- _Your objective_
List each line in which the string "Субсидии" appears.

- _Data supplied_
-- START --
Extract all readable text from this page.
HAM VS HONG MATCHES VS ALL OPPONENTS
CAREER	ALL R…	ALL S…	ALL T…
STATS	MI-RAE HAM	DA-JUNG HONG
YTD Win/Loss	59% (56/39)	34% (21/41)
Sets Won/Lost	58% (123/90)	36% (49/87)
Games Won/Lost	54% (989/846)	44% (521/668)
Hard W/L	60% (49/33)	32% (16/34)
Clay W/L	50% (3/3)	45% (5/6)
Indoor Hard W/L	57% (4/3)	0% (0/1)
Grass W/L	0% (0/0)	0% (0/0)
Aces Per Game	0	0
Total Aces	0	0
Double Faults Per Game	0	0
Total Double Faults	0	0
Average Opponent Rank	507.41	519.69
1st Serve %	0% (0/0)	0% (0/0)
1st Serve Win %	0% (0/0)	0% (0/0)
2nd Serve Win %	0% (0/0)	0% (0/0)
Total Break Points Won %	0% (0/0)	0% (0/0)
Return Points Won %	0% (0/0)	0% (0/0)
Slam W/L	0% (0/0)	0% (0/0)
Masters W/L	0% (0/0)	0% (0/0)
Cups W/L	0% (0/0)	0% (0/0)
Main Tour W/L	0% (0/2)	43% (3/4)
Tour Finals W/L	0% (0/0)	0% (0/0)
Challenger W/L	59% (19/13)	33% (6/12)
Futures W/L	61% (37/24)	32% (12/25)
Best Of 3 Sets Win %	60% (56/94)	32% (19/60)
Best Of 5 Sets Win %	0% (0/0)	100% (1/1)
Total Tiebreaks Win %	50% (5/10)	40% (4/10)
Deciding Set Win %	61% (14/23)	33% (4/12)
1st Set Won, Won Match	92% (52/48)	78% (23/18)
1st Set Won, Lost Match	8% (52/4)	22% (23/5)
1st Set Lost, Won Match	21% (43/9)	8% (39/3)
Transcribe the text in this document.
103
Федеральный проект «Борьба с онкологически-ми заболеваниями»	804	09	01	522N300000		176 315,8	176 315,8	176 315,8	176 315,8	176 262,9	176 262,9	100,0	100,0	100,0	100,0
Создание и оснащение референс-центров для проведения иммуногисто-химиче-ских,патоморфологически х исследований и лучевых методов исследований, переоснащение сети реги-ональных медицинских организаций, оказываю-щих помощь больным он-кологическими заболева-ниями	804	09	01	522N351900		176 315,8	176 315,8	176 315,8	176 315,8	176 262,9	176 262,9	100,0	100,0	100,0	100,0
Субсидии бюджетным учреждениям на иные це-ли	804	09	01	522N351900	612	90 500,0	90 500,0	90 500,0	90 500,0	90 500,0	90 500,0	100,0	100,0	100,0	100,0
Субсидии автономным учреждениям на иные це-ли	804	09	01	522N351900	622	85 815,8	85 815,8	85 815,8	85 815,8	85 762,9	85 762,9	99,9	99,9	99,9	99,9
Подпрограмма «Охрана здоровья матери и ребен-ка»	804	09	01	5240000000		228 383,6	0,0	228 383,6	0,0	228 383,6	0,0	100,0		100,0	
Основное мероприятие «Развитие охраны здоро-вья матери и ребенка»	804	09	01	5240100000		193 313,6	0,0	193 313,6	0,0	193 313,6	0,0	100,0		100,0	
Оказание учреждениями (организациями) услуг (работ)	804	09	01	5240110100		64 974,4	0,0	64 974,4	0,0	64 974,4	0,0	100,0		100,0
-- END --
- _Output of the task_
Субсидии бюджетным учреждениям на иные це-ли	804	09	01	522N351900	612	90 500,0	90 500,0	90 500,0	90 500,0	90 500,0	90 500,0	100,0	100,0	100,0	100,0
Субсидии автономным учреждениям на иные це-ли	804	09	01	522N351900	622	85 815,8	85 815,8	85 815,8	85 815,8	85 762,9	85 762,9	99,9	99,9	99,9	99,9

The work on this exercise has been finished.